__Task instructions__
Your task is to reproduce the material exactly.

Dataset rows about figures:
____

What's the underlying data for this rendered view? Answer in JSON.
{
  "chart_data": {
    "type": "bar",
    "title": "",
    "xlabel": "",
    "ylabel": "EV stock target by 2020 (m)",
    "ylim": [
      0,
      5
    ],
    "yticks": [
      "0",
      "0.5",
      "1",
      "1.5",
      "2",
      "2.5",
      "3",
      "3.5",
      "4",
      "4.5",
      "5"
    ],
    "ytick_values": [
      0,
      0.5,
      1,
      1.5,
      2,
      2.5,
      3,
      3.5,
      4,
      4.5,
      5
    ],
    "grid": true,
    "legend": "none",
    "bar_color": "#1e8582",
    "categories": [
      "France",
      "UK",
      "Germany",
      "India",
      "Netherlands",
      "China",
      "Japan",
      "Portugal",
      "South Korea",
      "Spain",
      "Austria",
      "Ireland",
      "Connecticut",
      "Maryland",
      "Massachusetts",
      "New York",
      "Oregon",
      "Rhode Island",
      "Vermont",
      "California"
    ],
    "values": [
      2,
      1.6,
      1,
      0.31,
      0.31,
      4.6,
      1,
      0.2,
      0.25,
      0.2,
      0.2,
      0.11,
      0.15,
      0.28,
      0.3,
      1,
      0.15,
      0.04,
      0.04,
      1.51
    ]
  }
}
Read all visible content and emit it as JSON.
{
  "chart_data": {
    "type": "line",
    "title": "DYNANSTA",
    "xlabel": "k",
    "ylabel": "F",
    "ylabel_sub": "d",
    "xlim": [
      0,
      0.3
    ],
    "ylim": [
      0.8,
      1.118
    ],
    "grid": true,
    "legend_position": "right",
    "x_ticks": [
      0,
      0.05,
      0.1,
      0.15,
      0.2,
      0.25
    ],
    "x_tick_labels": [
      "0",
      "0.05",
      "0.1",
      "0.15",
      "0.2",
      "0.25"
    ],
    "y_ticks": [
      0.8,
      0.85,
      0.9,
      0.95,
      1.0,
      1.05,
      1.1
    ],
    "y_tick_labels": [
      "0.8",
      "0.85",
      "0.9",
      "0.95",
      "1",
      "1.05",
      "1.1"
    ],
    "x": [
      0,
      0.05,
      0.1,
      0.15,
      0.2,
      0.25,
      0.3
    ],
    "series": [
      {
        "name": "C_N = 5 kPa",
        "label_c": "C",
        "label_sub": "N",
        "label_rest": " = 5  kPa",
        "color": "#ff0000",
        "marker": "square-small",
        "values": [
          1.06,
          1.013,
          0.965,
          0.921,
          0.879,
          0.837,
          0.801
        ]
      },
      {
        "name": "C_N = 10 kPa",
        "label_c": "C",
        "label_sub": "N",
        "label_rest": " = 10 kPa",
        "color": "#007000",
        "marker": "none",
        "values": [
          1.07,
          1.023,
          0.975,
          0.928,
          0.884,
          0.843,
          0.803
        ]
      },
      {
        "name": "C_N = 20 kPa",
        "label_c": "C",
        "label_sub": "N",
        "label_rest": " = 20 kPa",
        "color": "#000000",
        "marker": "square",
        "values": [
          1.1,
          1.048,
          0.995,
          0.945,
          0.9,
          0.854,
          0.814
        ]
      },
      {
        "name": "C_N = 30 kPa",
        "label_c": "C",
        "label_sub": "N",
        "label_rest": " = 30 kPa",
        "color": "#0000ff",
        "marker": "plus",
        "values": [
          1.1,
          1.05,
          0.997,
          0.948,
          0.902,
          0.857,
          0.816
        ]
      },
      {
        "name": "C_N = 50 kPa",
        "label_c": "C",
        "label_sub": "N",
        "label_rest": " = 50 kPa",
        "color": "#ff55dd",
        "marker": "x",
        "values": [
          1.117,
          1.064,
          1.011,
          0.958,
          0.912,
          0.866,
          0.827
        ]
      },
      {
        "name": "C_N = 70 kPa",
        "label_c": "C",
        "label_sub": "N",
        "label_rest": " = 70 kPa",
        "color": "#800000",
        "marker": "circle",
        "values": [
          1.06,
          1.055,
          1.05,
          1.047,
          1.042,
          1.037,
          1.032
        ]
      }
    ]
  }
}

____

__Output of the exercise__
What's the underlying data for this rendered view? Answer in JSON.
{
  "chart_data": {
    "type": "bar",
    "title": "",
    "xlabel": "",
    "ylabel": "EV stock target by 2020 (m)",
    "ylim": [
      0,
      5
    ],
    "yticks": [
      "0",
      "0.5",
      "1",
      "1.5",
      "2",
      "2.5",
      "3",
      "3.5",
      "4",
      "4.5",
      "5"
    ],
    "ytick_values": [
      0,
      0.5,
      1,
      1.5,
      2,
      2.5,
      3,
      3.5,
      4,
      4.5,
      5
    ],
    "grid": true,
    "legend": "none",
    "bar_color": "#1e8582",
    "categories": [
      "France",
      "UK",
      "Germany",
      "India",
      "Netherlands",
      "China",
      "Japan",
      "Portugal",
      "South Korea",
      "Spain",
      "Austria",
      "Ireland",
      "Connecticut",
      "Maryland",
      "Massachusetts",
      "New York",
      "Oregon",
      "Rhode Island",
      "Vermont",
      "California"
    ],
    "values": [
      2,
      1.6,
      1,
      0.31,
      0.31,
      4.6,
      1,
      0.2,
      0.25,
      0.2,
      0.2,
      0.11,
      0.15,
      0.28,
      0.3,
      1,
      0.15,
      0.04,
      0.04,
      1.51
    ]
  }
}
Read all visible content and emit it as JSON.
{
  "chart_data": {
    "type": "line",
    "title": "DYNANSTA",
    "xlabel": "k",
    "ylabel": "F",
    "ylabel_sub": "d",
    "xlim": [
      0,
      0.3
    ],
    "ylim": [
      0.8,
      1.118
    ],
    "grid": true,
    "legend_position": "right",
    "x_ticks": [
      0,
      0.05,
      0.1,
      0.15,
      0.2,
      0.25
    ],
    "x_tick_labels": [
      "0",
      "0.05",
      "0.1",
      "0.15",
      "0.2",
      "0.25"
    ],
    "y_ticks": [
      0.8,
      0.85,
      0.9,
      0.95,
      1.0,
      1.05,
      1.1
    ],
    "y_tick_labels": [
      "0.8",
      "0.85",
      "0.9",
      "0.95",
      "1",
      "1.05",
      "1.1"
    ],
    "x": [
      0,
      0.05,
      0.1,
      0.15,
      0.2,
      0.25,
      0.3
    ],
    "series": [
      {
        "name": "C_N = 5 kPa",
        "label_c": "C",
        "label_sub": "N",
        "label_rest": " = 5  kPa",
        "color": "#ff0000",
        "marker": "square-small",
        "values": [
          1.06,
          1.013,
          0.965,
          0.921,
          0.879,
          0.837,
          0.801
        ]
      },
      {
        "name": "C_N = 10 kPa",
        "label_c": "C",
        "label_sub": "N",
        "label_rest": " = 10 kPa",
        "color": "#007000",
        "marker": "none",
        "values": [
          1.07,
          1.023,
          0.975,
          0.928,
          0.884,
          0.843,
          0.803
        ]
      },
      {
        "name": "C_N = 20 kPa",
        "label_c": "C",
        "label_sub": "N",
        "label_rest": " = 20 kPa",
        "color": "#000000",
        "marker": "square",
        "values": [
          1.1,
          1.048,
          0.995,
          0.945,
          0.9,
          0.854,
          0.814
        ]
      },
      {
        "name": "C_N = 30 kPa",
        "label_c": "C",
        "label_sub": "N",
        "label_rest": " = 30 kPa",
        "color": "#0000ff",
        "marker": "plus",
        "values": [
          1.1,
          1.05,
          0.997,
          0.948,
          0.902,
          0.857,
          0.816
        ]
      },
      {
        "name": "C_N = 50 kPa",
        "label_c": "C",
        "label_sub": "N",
        "label_rest": " = 50 kPa",
        "color": "#ff55dd",
        "marker": "x",
        "values": [
          1.117,
          1.064,
          1.011,
          0.958,
          0.912,
          0.866,
          0.827
        ]
      },
      {
        "name": "C_N = 70 kPa",
        "label_c": "C",
        "label_sub": "N",
        "label_rest": " = 70 kPa",
        "color": "#800000",
        "marker": "circle",
        "values": [
          1.06,
          1.055,
          1.05,
          1.047,
          1.042,
          1.037,
          1.032
        ]
      }
    ]
  }
}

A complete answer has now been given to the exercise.